** BEGIN DOCUMENT EXCERPT **

Abstract
High-speed flight in GPS-denied environments is currently an important frontier in the research on autonomous flight of micro air vehicles. Autonomous drone races stimulate the advances in this area by representing a very challenging case with tight turns, texture-less floors, and dynamic spectators around the track. These properties hamper the use of standard visual odometry approaches and imply that the micro air vehicles will have to bridge considerable time intervals without position feedback. To this end, we propose an approach to trajectory estimation for drone racing that is computationally efficient and yet able to accurately estimate a micro air vehicle’s state (including biases) and parameters based on sparse, noisy observations of racing gates. The key concept of the approach is to optimize unknown and difficult-to-observe state variables so that the observations of the racing gates best fit with the known control inputs, estimated attitudes, and the quadrotor dynamics and aerodynamics during a time window. It is shown that a gradient-descent implementation of the proposed approach converges ∼4 times quicker to (approximately) correct bias values than a state-of-the-art 15-state extended Kalman filter. Moreover, it reaches a higher accuracy, as the predicted end-point of an open-loop turn is on average only ∼20 cm away from the actual end-point, while the extended Kalman filter and the gradient descent method with kinematic model only reach an accuracy of ∼50 cm. Although the approach is applied here to drone racing, it generalizes to other settings in which a micro air vehicle may only have sparse access to velocity and/or position measurements.
Introduction
Quadrotors have received considerable attention in recent years, thanks to their mechanical simplicity and good maneuverability combined with hover properties. They have offered new possibilities in a variety of fields like aerial photography, inspection and even transportation. With recent advances in on-board computation and sensor technology, aggressive maneuvering has come within reach of many applications. To further stimulate aggressive and fast flight, autonomous drone racing is gaining interest. The first ever autonomous drone race was held by the International Conference on Intelligent Robots and Systems (IROS) in 2016. 1 A track consisting of gates had to be flown autonomously in a pre-specified order. The robot had to achieve this as fast as possible, while only relying on onboard sensors and processing. Figure 1 illustrates the setup of the 2016 indoor track.

The map of the IROS 2016 drone race. In this drone race, the UAVs have to fly through orange gates in a pre-specified order as fast as possible.
Autonomous indoor drone racing brings many new challenges to the fields of quadrotor navigation and control. One initial challenge is the navigation without any external positioning system like VICON, Optitrack or GPS. Typical approaches to this problem make use of on-board cameras and use Visual Inertial Odometry to integrate position. This type of algorithms rely on integrating inertial information, tracking visual features over several frames and solving an optimization problem to retrieve the most likely solution. In autonomous drone racing, on top of this position estimation algorithm, gate detection is often needed when the position of gates is not precisely known, or when gates contain moving parts—as is the case in the IROS competitions. With the limited computational resources of small indoor drones, to achieve the fast speeds needed in drone racing, this paper proposes a navigation solution based solely on gate detection, augmented with inertial measurements and an aerodynamic model. To cope with the sometimes sparse and noisy non-Gaussian visual observations, we formulate the navigation solution as an optimization problem. We then solve it using a gradient descent method. The resulting method provides online estimation of the quadrotor position, velocity and inertial biases using less computational resources than traditional Visual Inertial Odometry. The proposed approach also estimates aerodynamic properties of the quadcopter—which become increasingly important in the case of fast aggressive control. Finally, the approach scales favorably with increasing flight speeds as it keeps performing well even with very few position updates. As a comparison, we use the Kalman filter, which is currently still the default choice for navigation. Since the extended Kalman filter (EKF) is significantly less computationally complex than the unscented Kalman filter (UKF), 2 in this paper we select the EKF as a benchmark. We compare the results with EKF, which is shown to be much more sensitive to visual outliers or other non-Gaussian effects.

** END DOCUMENT EXCERPT **
** BEGIN COLLECTED DATA **

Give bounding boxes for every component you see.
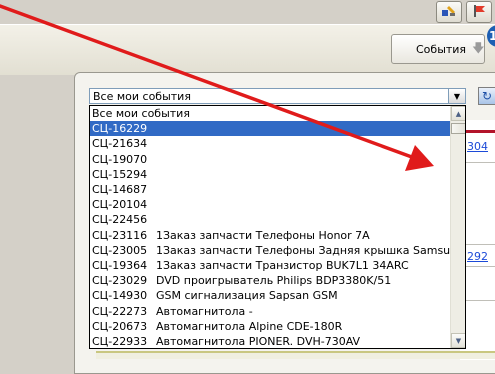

** END COLLECTED DATA **

▸ TASKS AND EXERCISES:
1. Write out the part of the drone racing text that opens with the words containing "Introduction" and closes with "2016 indoor track.".
2. Condense the drone racing text's paragraph beginning "Autonomous indoor drone racing brings many new challenges" into a bulleted list that keeps its main facts.
3. Pick up the drone racing text after its last sentence and keep writing it.

▸ TASK RESPONSES:
1.
Introduction
Quadrotors have received considerable attention in recent years, thanks to their mechanical simplicity and good maneuverability combined with hover properties. They have offered new possibilities in a variety of fields like aerial photography, inspection and even transportation. With recent advances in on-board computation and sensor technology, aggressive maneuvering has come within reach of many applications. To further stimulate aggressive and fast flight, autonomous drone racing is gaining interest. The first ever autonomous drone race was held by the International Conference on Intelligent Robots and Systems (IROS) in 2016. 1 A track consisting of gates had to be flown autonomously in a pre-specified order. The robot had to achieve this as fast as possible, while only relying on onboard sensors and processing. Figure 1 illustrates the setup of the 2016 indoor track.

2.
- Indoor autonomous drone racing creates new challenges for quadrotor navigation and control. One is navigating without an external positioning system such as VICON, Optitrack or GPS.
- Typical solutions use on-board cameras and Visual Inertial Odometry. These integrate inertial information, track visual features over several frames and solve an optimization problem.
- Drone racing often also needs gate detection, because gate positions may not be precisely known or gates may contain moving parts, as in the IROS competitions.
- Small indoor drones have limited computing power. The paper therefore proposes navigation based only on gate detection, augmented with inertial measurements and an aerodynamic model.
- Visual observations can be sparse, noisy and non-Gaussian, so navigation is formulated as an optimization problem and solved with gradient descent.
- The method estimates position, velocity and inertial biases online and needs less computation than Visual Inertial Odometry.
- It also estimates the quadcopter's aerodynamic properties and keeps performing well at higher speeds with very few position updates.
- The extended Kalman filter serves as the benchmark because it is much less computationally complex than the unscented Kalman filter. The EKF proves much more sensitive to visual outliers and other non-Gaussian effects.

3.
In the section Related work, an overview of studies on aerodynamics modeling and state estimation methods is given. The section Quadrotor model will describe the quadrotor model parameters that will be solved. The section State estimation proposes two different approaches for the visual state estimation. First a classic 15-state EKF is developed as benchmark. Then the novel FMINCON-based gradient descent optimization method is proposed to solve the model parameters and states. In the section Experiment setup and result, both algorithms are compared on flight test data and Conclusion summarizes the conclusions.
Related work
Several researchers have already proposed aerodynamics models for quadrotors.3–7 The main object of their studies is to derive a nonlinear quadrotor aerodynamics model to improve the control performance by compensating for the nonlinear terms. In some studies, a detailed aerodynamic model is analyzed through theory and fitted by experimental data. 3 Simplified aerodynamic models are also established from experiments.5,6 It should be noted that their models are all obtained off-line using external measurements, such as GPS, VICON and thrust test beds. Aerodynamic models can also be combined with on-board measurements, for instance from computer vision, 8 in order to better estimate the velocity of the drone on-line. In this article, we employ a simplified aerodynamic model in the trajectory estimation exactly for this purpose.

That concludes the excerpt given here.